# Recorded data
☆ ☆ ☆ ☆ ☆

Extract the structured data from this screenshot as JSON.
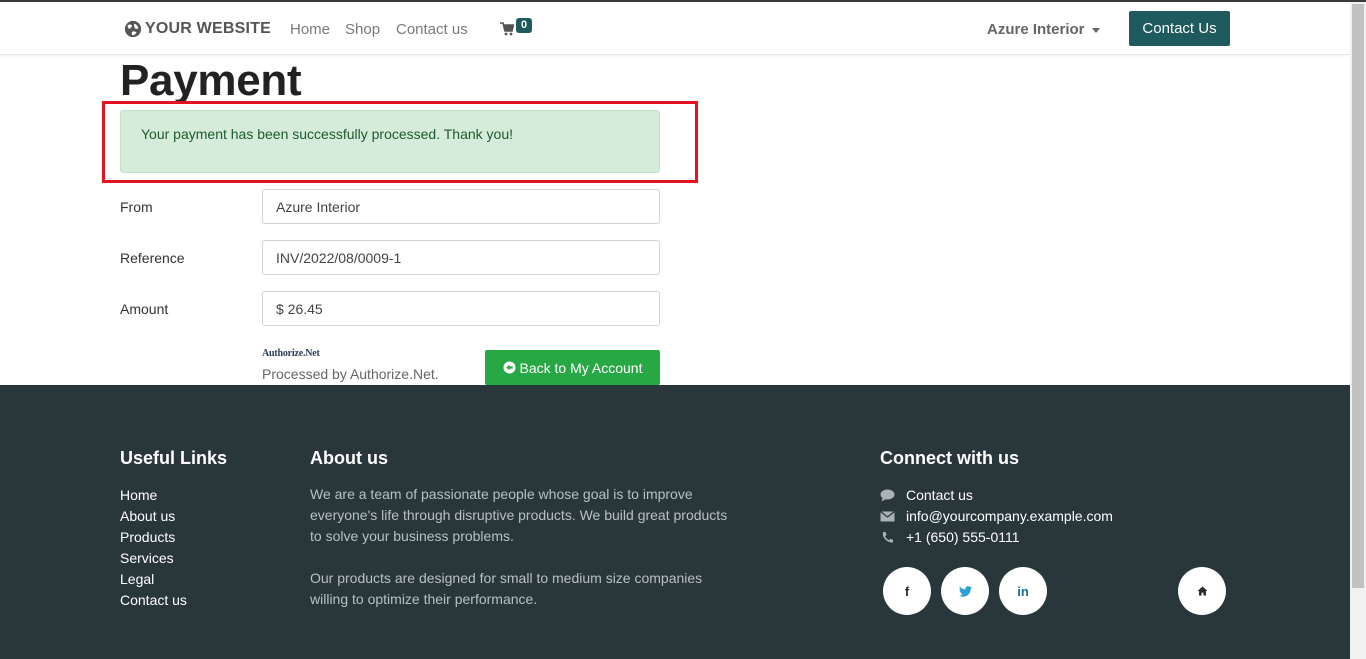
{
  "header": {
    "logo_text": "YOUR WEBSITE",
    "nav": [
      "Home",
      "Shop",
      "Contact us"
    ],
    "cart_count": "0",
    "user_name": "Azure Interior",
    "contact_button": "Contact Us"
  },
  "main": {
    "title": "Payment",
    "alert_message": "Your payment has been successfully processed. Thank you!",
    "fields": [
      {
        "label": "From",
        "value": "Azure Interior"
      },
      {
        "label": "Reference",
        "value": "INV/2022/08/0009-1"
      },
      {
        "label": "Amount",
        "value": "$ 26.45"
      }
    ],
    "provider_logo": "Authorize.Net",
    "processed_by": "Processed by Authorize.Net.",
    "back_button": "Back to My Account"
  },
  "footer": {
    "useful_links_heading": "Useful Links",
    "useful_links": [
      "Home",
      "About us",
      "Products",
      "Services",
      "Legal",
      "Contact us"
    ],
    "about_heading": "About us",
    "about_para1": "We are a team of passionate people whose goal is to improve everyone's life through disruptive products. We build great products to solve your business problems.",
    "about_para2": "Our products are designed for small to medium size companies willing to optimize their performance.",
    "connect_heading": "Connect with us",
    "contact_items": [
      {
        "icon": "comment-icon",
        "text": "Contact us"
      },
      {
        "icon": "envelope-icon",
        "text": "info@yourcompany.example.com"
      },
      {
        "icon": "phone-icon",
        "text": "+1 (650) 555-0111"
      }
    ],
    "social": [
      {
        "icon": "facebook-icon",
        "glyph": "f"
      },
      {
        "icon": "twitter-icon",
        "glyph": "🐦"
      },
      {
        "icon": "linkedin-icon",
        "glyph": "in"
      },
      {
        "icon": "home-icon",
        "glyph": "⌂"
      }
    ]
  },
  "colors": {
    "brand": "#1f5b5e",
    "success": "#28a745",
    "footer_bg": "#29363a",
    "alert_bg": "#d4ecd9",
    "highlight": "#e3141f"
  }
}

☆ ☆ ☆ ☆ ☆

# Task to complete
Establish how many lines of the records contain the string "icon" and state that number without elaboration.

# Result of this task
7